WHAT TO WORK ON: Copy each line that has the string "liczba" somewhere in it.

LISTED ENTRIES:
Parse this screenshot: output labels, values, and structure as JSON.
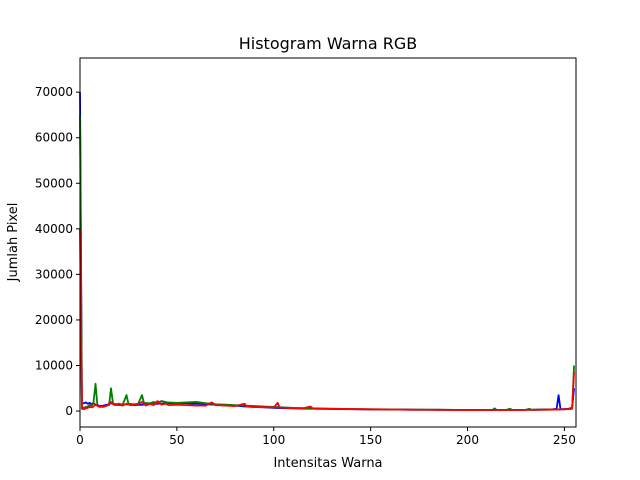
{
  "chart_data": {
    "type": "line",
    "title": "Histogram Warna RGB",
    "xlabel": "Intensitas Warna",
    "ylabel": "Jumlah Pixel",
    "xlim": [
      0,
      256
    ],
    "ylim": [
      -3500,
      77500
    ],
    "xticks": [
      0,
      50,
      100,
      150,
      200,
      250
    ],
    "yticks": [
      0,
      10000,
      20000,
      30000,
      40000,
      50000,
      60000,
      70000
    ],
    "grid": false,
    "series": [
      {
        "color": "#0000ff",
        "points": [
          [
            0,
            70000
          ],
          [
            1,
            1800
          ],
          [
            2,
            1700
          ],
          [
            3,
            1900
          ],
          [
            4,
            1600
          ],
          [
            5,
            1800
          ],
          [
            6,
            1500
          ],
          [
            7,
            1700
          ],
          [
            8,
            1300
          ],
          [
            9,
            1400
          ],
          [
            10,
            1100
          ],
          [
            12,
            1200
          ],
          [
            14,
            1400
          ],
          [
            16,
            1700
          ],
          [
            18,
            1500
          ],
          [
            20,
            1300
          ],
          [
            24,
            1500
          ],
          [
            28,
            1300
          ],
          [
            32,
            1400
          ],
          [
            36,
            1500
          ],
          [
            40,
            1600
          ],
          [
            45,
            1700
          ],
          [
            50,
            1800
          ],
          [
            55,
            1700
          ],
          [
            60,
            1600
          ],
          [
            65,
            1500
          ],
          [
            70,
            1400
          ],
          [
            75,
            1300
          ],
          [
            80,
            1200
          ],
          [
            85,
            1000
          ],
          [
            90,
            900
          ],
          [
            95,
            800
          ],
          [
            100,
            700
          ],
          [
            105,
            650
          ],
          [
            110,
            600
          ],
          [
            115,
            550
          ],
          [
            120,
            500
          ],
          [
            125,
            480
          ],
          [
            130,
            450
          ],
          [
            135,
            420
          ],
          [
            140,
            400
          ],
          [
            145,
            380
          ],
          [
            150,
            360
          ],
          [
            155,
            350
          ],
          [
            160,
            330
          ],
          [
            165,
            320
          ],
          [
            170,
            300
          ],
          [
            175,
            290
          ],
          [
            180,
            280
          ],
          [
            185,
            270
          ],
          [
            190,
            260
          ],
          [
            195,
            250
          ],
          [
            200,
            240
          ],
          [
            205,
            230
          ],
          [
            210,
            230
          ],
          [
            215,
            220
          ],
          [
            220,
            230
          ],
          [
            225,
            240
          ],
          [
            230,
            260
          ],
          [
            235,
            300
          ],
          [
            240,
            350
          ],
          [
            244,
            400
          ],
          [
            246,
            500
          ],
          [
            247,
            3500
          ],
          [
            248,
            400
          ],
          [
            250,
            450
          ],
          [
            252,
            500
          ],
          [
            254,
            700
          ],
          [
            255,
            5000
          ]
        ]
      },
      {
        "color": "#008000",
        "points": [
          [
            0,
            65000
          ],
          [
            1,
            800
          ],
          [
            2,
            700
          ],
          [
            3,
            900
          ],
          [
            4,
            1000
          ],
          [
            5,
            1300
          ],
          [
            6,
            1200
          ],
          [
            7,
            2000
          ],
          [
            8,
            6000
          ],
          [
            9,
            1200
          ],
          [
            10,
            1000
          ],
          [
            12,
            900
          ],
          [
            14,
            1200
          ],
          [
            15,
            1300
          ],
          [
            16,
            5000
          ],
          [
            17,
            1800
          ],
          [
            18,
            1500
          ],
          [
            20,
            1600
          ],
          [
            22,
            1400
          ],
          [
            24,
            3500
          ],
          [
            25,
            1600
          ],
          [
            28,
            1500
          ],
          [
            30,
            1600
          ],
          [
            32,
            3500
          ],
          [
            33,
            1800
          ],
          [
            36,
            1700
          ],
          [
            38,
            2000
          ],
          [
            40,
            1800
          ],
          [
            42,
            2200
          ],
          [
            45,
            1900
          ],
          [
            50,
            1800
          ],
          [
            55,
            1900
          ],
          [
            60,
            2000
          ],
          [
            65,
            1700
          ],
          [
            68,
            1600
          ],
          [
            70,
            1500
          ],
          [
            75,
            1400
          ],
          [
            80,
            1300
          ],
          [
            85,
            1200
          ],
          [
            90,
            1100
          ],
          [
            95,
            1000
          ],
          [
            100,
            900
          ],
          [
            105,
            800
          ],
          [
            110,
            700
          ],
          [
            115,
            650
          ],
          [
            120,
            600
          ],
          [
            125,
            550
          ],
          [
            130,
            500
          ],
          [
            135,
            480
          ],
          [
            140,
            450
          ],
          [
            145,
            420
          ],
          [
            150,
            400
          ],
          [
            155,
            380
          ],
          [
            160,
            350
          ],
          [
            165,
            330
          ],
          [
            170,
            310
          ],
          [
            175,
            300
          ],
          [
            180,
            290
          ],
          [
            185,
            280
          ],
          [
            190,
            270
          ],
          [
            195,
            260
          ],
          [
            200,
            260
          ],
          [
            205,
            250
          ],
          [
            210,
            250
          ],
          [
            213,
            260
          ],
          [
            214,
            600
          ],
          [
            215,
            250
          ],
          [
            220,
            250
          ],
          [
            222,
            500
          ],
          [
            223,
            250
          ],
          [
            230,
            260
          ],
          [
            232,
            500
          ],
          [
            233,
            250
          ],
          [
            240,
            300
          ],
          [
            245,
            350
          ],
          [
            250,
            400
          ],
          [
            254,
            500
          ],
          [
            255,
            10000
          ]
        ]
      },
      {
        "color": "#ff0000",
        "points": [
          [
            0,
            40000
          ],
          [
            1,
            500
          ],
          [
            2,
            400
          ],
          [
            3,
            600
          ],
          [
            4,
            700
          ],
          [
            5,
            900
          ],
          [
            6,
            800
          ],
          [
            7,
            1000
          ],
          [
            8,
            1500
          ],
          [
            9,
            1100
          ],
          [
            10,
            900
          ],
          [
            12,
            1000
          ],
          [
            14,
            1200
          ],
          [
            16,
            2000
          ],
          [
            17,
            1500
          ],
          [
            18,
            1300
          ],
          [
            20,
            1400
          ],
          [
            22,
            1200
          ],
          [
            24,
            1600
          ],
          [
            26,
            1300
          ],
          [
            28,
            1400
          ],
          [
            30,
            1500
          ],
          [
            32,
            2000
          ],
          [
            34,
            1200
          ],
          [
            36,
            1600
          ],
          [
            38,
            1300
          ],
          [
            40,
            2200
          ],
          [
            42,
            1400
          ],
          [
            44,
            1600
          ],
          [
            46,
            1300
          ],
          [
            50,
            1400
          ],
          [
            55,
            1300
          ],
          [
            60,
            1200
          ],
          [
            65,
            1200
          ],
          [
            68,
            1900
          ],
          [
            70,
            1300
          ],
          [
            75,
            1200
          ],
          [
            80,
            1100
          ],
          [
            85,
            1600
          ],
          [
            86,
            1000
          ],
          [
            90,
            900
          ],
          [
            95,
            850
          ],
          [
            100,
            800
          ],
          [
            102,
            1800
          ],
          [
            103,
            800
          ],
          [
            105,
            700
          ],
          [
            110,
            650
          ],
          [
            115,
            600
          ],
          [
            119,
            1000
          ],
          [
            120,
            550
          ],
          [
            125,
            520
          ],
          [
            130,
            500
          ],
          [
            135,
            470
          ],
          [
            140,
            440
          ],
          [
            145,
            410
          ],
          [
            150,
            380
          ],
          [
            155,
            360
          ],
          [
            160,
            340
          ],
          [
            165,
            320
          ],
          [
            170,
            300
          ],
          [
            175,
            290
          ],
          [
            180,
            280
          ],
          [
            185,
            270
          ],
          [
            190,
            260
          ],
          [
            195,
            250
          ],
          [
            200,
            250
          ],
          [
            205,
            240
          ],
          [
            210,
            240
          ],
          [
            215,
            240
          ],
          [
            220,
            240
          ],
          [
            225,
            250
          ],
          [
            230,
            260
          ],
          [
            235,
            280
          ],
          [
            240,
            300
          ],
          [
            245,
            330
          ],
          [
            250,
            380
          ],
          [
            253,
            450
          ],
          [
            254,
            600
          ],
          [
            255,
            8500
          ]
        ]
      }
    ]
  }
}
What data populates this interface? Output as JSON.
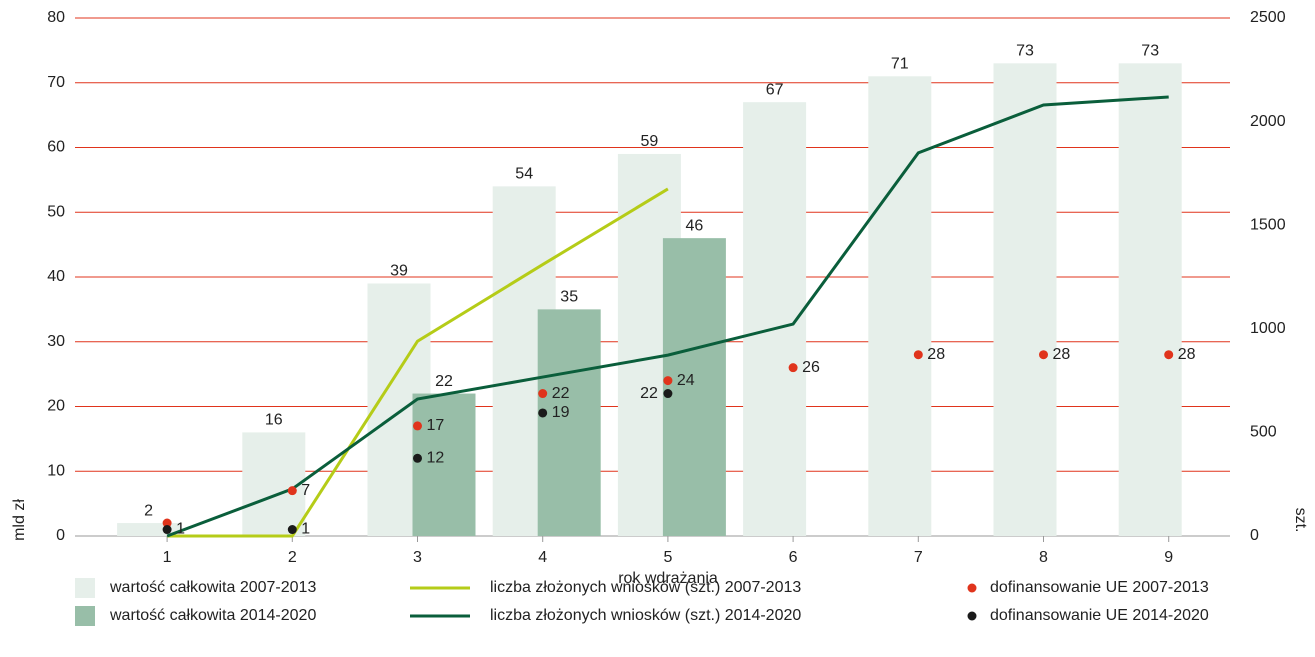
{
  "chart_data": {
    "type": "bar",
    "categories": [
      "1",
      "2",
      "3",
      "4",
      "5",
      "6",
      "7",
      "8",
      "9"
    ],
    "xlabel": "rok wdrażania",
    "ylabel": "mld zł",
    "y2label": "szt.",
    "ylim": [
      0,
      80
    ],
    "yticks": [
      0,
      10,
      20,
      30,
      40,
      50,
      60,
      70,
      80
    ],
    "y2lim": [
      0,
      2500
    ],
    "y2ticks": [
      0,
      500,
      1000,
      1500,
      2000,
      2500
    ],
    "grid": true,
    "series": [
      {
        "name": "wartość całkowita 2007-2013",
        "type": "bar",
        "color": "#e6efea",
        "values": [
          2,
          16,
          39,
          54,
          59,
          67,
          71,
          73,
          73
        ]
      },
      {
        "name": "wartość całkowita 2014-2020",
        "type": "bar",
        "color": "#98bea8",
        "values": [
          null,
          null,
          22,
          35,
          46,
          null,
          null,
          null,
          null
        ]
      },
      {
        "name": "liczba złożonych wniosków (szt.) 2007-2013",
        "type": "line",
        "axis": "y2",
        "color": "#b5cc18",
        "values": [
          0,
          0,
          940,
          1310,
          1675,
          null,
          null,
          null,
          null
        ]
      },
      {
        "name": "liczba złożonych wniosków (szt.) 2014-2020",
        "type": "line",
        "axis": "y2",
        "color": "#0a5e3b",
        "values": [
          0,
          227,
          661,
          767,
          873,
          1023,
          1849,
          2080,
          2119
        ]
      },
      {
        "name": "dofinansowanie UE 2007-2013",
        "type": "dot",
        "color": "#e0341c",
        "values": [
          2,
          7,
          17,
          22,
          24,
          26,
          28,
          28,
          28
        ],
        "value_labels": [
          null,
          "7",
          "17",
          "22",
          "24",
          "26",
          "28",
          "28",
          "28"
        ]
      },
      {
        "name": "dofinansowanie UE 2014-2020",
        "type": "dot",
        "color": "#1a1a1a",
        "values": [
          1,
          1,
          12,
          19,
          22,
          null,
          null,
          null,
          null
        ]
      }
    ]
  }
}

WRITTEN SOLUTION:
        "name": "liczba złożonych wniosków (szt.) 2007-2013",
        "name": "liczba złożonych wniosków (szt.) 2014-2020",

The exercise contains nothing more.